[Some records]
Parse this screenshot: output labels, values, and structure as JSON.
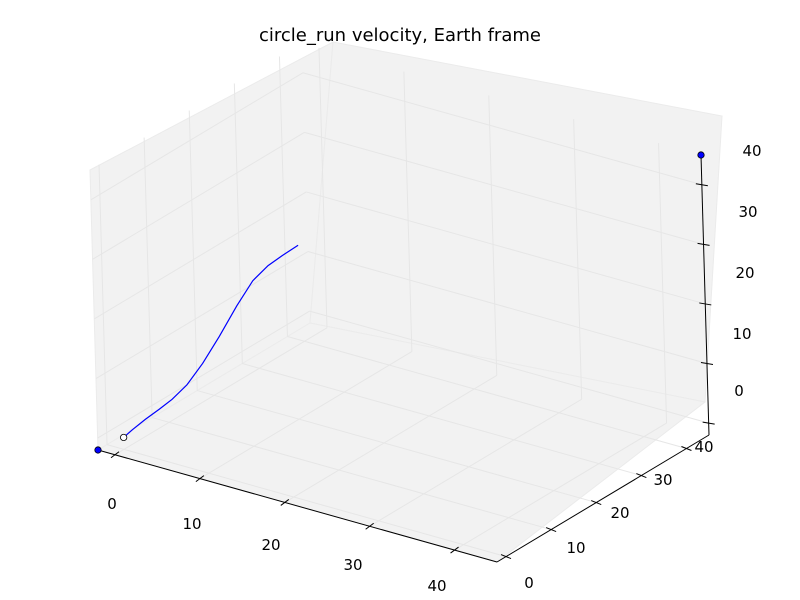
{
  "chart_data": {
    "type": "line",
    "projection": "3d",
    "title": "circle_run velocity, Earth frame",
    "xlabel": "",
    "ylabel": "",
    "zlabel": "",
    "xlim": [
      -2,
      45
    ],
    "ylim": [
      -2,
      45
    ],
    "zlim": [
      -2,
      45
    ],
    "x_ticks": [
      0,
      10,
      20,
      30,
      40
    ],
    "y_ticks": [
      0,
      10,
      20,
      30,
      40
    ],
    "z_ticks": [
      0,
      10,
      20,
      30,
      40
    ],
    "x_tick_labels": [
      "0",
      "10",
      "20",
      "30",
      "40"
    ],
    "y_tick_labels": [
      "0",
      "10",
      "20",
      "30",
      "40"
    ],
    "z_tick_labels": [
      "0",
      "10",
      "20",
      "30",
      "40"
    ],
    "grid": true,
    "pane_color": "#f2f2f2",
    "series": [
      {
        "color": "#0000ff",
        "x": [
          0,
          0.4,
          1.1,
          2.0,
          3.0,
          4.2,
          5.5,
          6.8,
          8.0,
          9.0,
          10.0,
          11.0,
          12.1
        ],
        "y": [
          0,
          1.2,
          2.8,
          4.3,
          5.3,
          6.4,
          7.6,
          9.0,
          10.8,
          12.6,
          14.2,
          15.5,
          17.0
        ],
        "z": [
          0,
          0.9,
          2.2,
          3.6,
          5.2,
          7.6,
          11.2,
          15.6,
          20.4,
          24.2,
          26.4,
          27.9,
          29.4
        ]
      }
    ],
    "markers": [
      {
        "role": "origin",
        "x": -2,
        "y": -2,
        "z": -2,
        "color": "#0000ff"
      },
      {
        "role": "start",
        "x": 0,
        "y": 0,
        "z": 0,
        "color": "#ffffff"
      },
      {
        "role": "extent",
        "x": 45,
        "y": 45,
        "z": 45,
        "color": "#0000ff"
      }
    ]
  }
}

### Work required
Without including any pictures, print all of the material exactly as given.

### Response
Parse this screenshot: output labels, values, and structure as JSON.
{
  "chart_data": {
    "type": "line",
    "projection": "3d",
    "title": "circle_run velocity, Earth frame",
    "xlabel": "",
    "ylabel": "",
    "zlabel": "",
    "xlim": [
      -2,
      45
    ],
    "ylim": [
      -2,
      45
    ],
    "zlim": [
      -2,
      45
    ],
    "x_ticks": [
      0,
      10,
      20,
      30,
      40
    ],
    "y_ticks": [
      0,
      10,
      20,
      30,
      40
    ],
    "z_ticks": [
      0,
      10,
      20,
      30,
      40
    ],
    "x_tick_labels": [
      "0",
      "10",
      "20",
      "30",
      "40"
    ],
    "y_tick_labels": [
      "0",
      "10",
      "20",
      "30",
      "40"
    ],
    "z_tick_labels": [
      "0",
      "10",
      "20",
      "30",
      "40"
    ],
    "grid": true,
    "pane_color": "#f2f2f2",
    "series": [
      {
        "color": "#0000ff",
        "x": [
          0,
          0.4,
          1.1,
          2.0,
          3.0,
          4.2,
          5.5,
          6.8,
          8.0,
          9.0,
          10.0,
          11.0,
          12.1
        ],
        "y": [
          0,
          1.2,
          2.8,
          4.3,
          5.3,
          6.4,
          7.6,
          9.0,
          10.8,
          12.6,
          14.2,
          15.5,
          17.0
        ],
        "z": [
          0,
          0.9,
          2.2,
          3.6,
          5.2,
          7.6,
          11.2,
          15.6,
          20.4,
          24.2,
          26.4,
          27.9,
          29.4
        ]
      }
    ],
    "markers": [
      {
        "role": "origin",
        "x": -2,
        "y": -2,
        "z": -2,
        "color": "#0000ff"
      },
      {
        "role": "start",
        "x": 0,
        "y": 0,
        "z": 0,
        "color": "#ffffff"
      },
      {
        "role": "extent",
        "x": 45,
        "y": 45,
        "z": 45,
        "color": "#0000ff"
      }
    ]
  }
}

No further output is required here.